What needs to be done: Check the listing below line by line and report how many lines hold "PEÑA", with no other words.
— START —
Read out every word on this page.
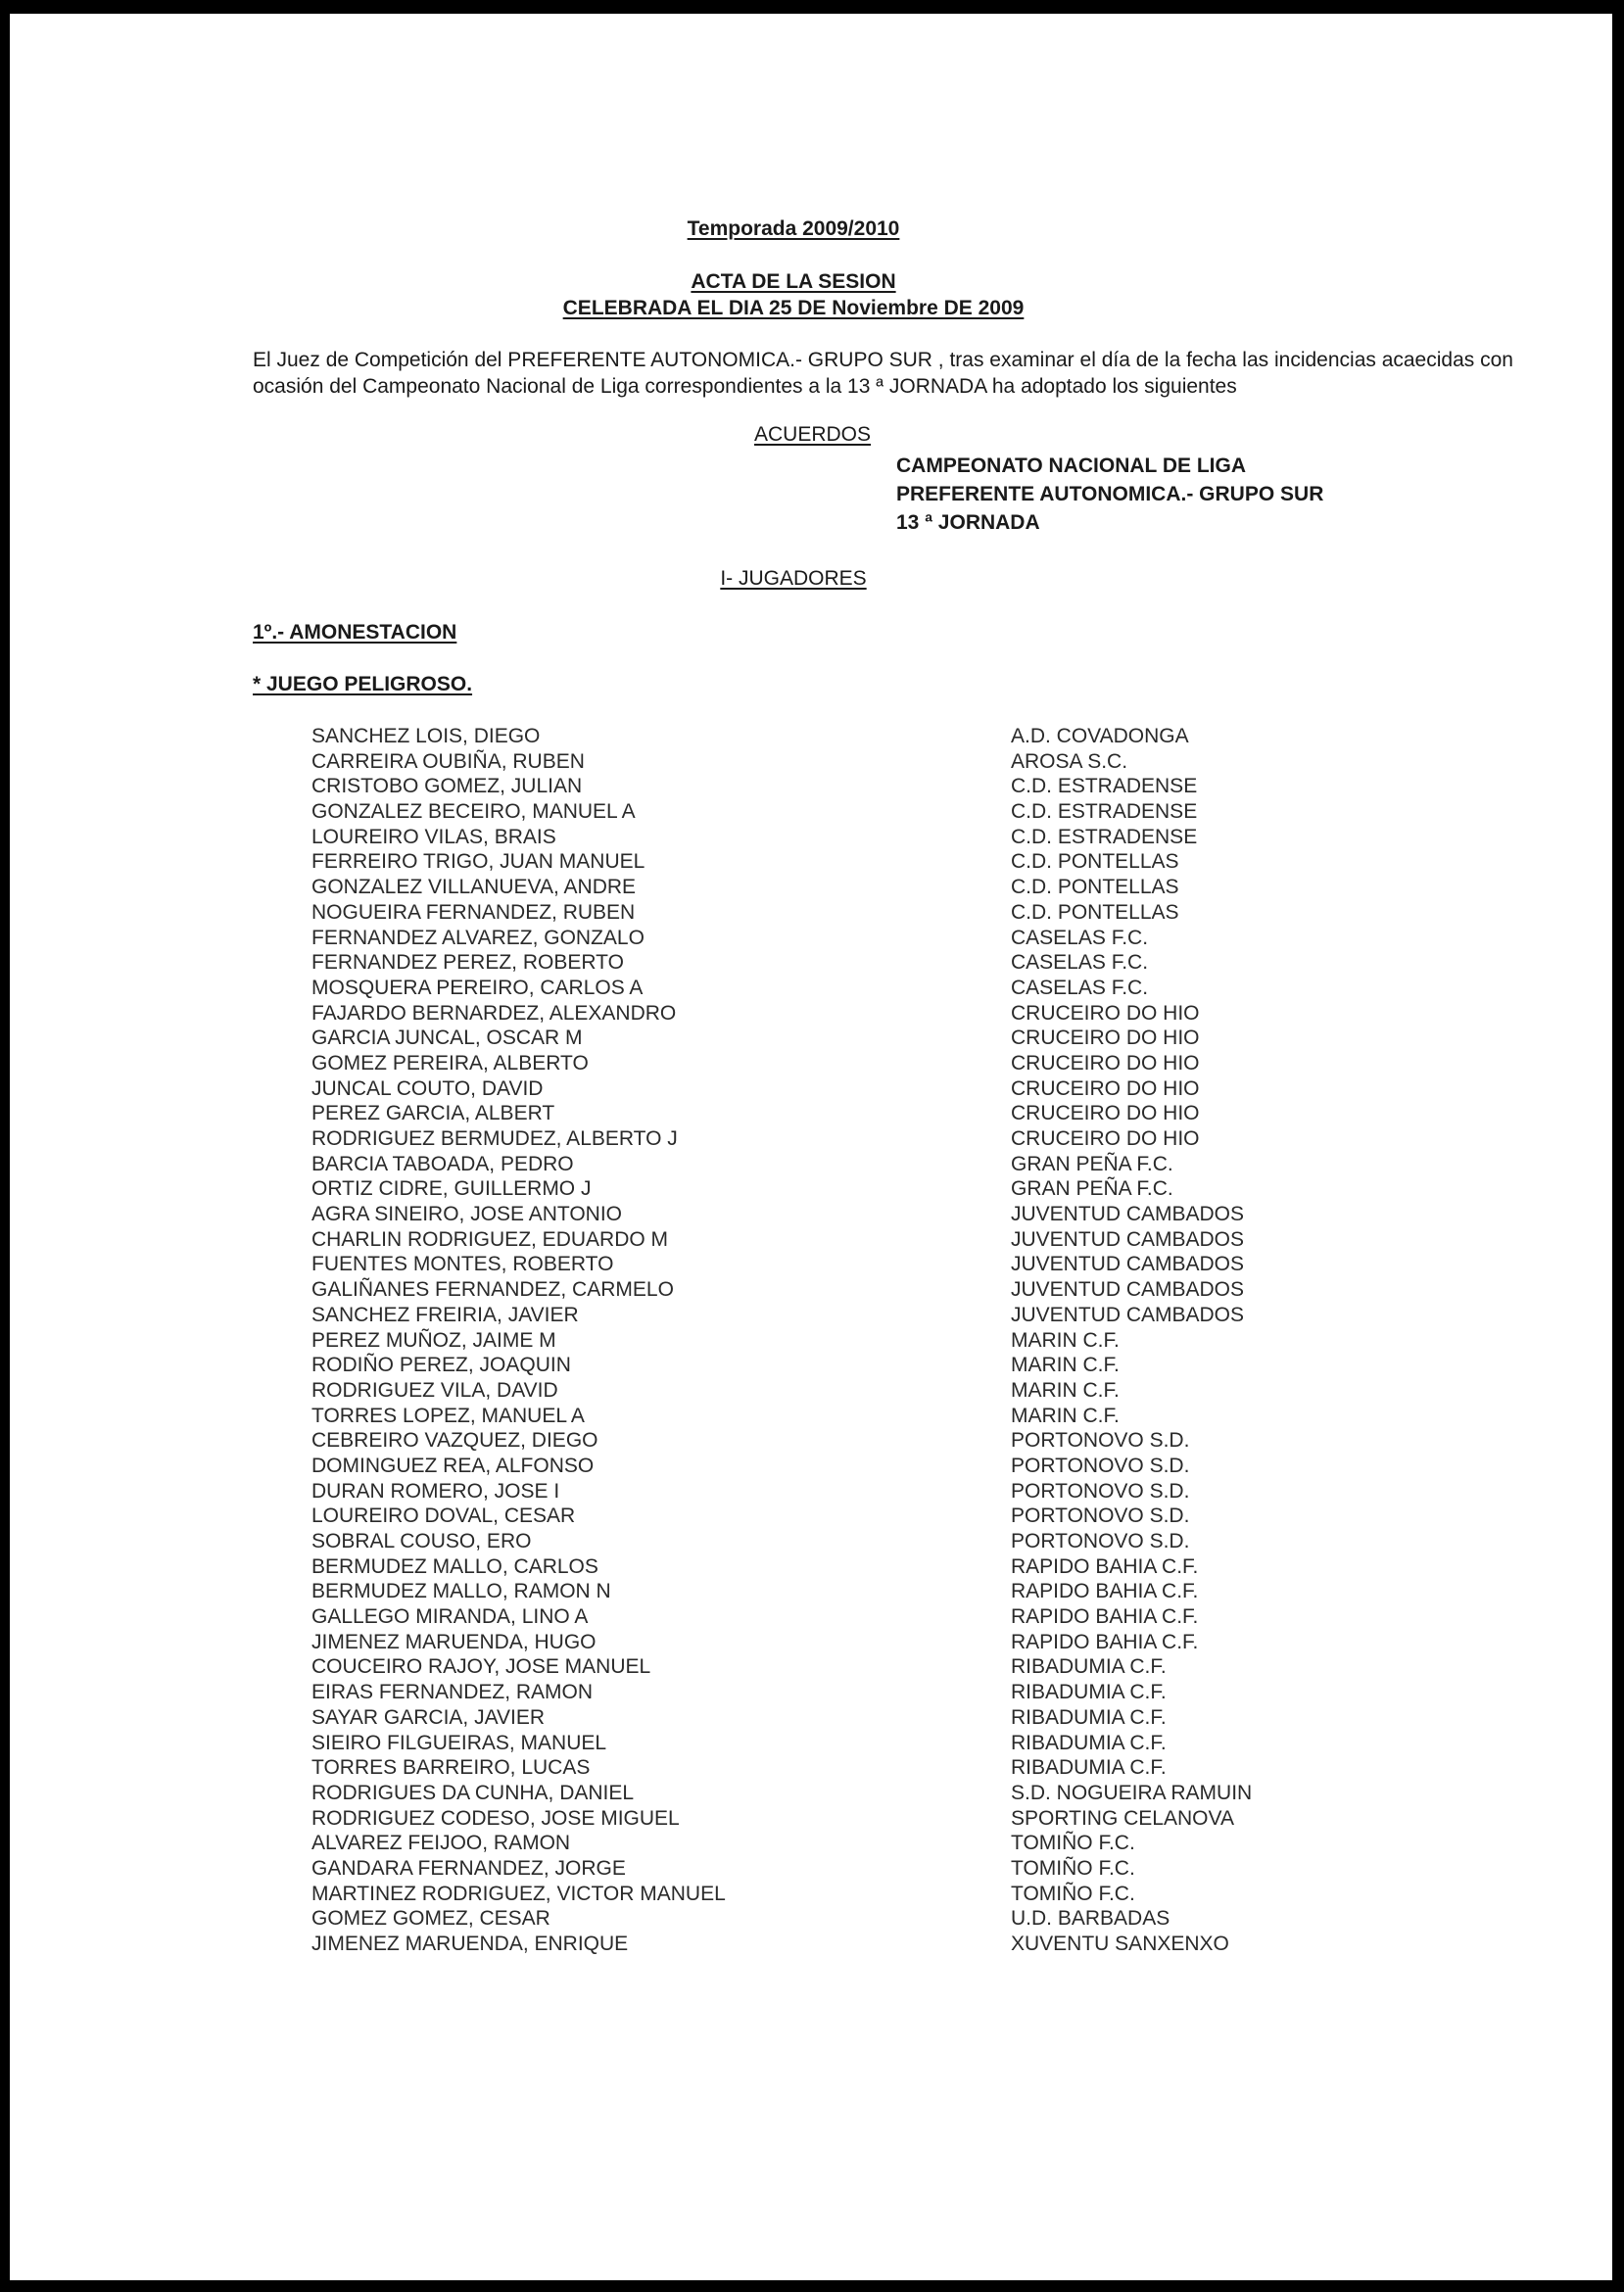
Temporada 2009/2010
ACTA DE LA SESION
CELEBRADA EL DIA 25 DE Noviembre DE 2009
El Juez de Competición del PREFERENTE AUTONOMICA.- GRUPO SUR , tras examinar el día de la fecha las incidencias acaecidas con ocasión del Campeonato Nacional de Liga correspondientes a la 13 ª JORNADA ha adoptado los siguientes
ACUERDOS
CAMPEONATO NACIONAL DE LIGA
PREFERENTE AUTONOMICA.- GRUPO SUR
13 ª JORNADA
I- JUGADORES
1º.- AMONESTACION
* JUEGO PELIGROSO.
SANCHEZ LOIS, DIEGO	A.D. COVADONGA
CARREIRA OUBIÑA, RUBEN	AROSA S.C.
CRISTOBO GOMEZ, JULIAN	C.D. ESTRADENSE
GONZALEZ BECEIRO, MANUEL A	C.D. ESTRADENSE
LOUREIRO VILAS, BRAIS	C.D. ESTRADENSE
FERREIRO TRIGO, JUAN MANUEL	C.D. PONTELLAS
GONZALEZ VILLANUEVA, ANDRE	C.D. PONTELLAS
NOGUEIRA FERNANDEZ, RUBEN	C.D. PONTELLAS
FERNANDEZ ALVAREZ, GONZALO	CASELAS F.C.
FERNANDEZ PEREZ, ROBERTO	CASELAS F.C.
MOSQUERA PEREIRO, CARLOS A	CASELAS F.C.
FAJARDO BERNARDEZ, ALEXANDRO	CRUCEIRO DO HIO
GARCIA JUNCAL, OSCAR M	CRUCEIRO DO HIO
GOMEZ PEREIRA, ALBERTO	CRUCEIRO DO HIO
JUNCAL COUTO, DAVID	CRUCEIRO DO HIO
PEREZ GARCIA, ALBERT	CRUCEIRO DO HIO
RODRIGUEZ BERMUDEZ, ALBERTO J	CRUCEIRO DO HIO
BARCIA TABOADA, PEDRO	GRAN PEÑA F.C.
ORTIZ CIDRE, GUILLERMO J	GRAN PEÑA F.C.
AGRA SINEIRO, JOSE ANTONIO	JUVENTUD CAMBADOS
CHARLIN RODRIGUEZ, EDUARDO M	JUVENTUD CAMBADOS
FUENTES MONTES, ROBERTO	JUVENTUD CAMBADOS
GALIÑANES FERNANDEZ, CARMELO	JUVENTUD CAMBADOS
SANCHEZ FREIRIA, JAVIER	JUVENTUD CAMBADOS
PEREZ MUÑOZ, JAIME M	MARIN C.F.
RODIÑO PEREZ, JOAQUIN	MARIN C.F.
RODRIGUEZ VILA, DAVID	MARIN C.F.
TORRES LOPEZ, MANUEL A	MARIN C.F.
CEBREIRO VAZQUEZ, DIEGO	PORTONOVO S.D.
DOMINGUEZ REA, ALFONSO	PORTONOVO S.D.
DURAN ROMERO, JOSE I	PORTONOVO S.D.
LOUREIRO DOVAL, CESAR	PORTONOVO S.D.
SOBRAL COUSO, ERO	PORTONOVO S.D.
BERMUDEZ MALLO, CARLOS	RAPIDO BAHIA C.F.
BERMUDEZ MALLO, RAMON N	RAPIDO BAHIA C.F.
GALLEGO MIRANDA, LINO A	RAPIDO BAHIA C.F.
JIMENEZ MARUENDA, HUGO	RAPIDO BAHIA C.F.
COUCEIRO RAJOY, JOSE MANUEL	RIBADUMIA C.F.
EIRAS FERNANDEZ, RAMON	RIBADUMIA C.F.
SAYAR GARCIA, JAVIER	RIBADUMIA C.F.
SIEIRO FILGUEIRAS, MANUEL	RIBADUMIA C.F.
TORRES BARREIRO, LUCAS	RIBADUMIA C.F.
RODRIGUES DA CUNHA, DANIEL	S.D. NOGUEIRA RAMUIN
RODRIGUEZ CODESO, JOSE MIGUEL	SPORTING CELANOVA
ALVAREZ FEIJOO, RAMON	TOMIÑO F.C.
GANDARA FERNANDEZ, JORGE	TOMIÑO F.C.
MARTINEZ RODRIGUEZ, VICTOR MANUEL	TOMIÑO F.C.
GOMEZ GOMEZ, CESAR	U.D. BARBADAS
JIMENEZ MARUENDA, ENRIQUE	XUVENTU SANXENXO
— END —
Answer to this problem: 2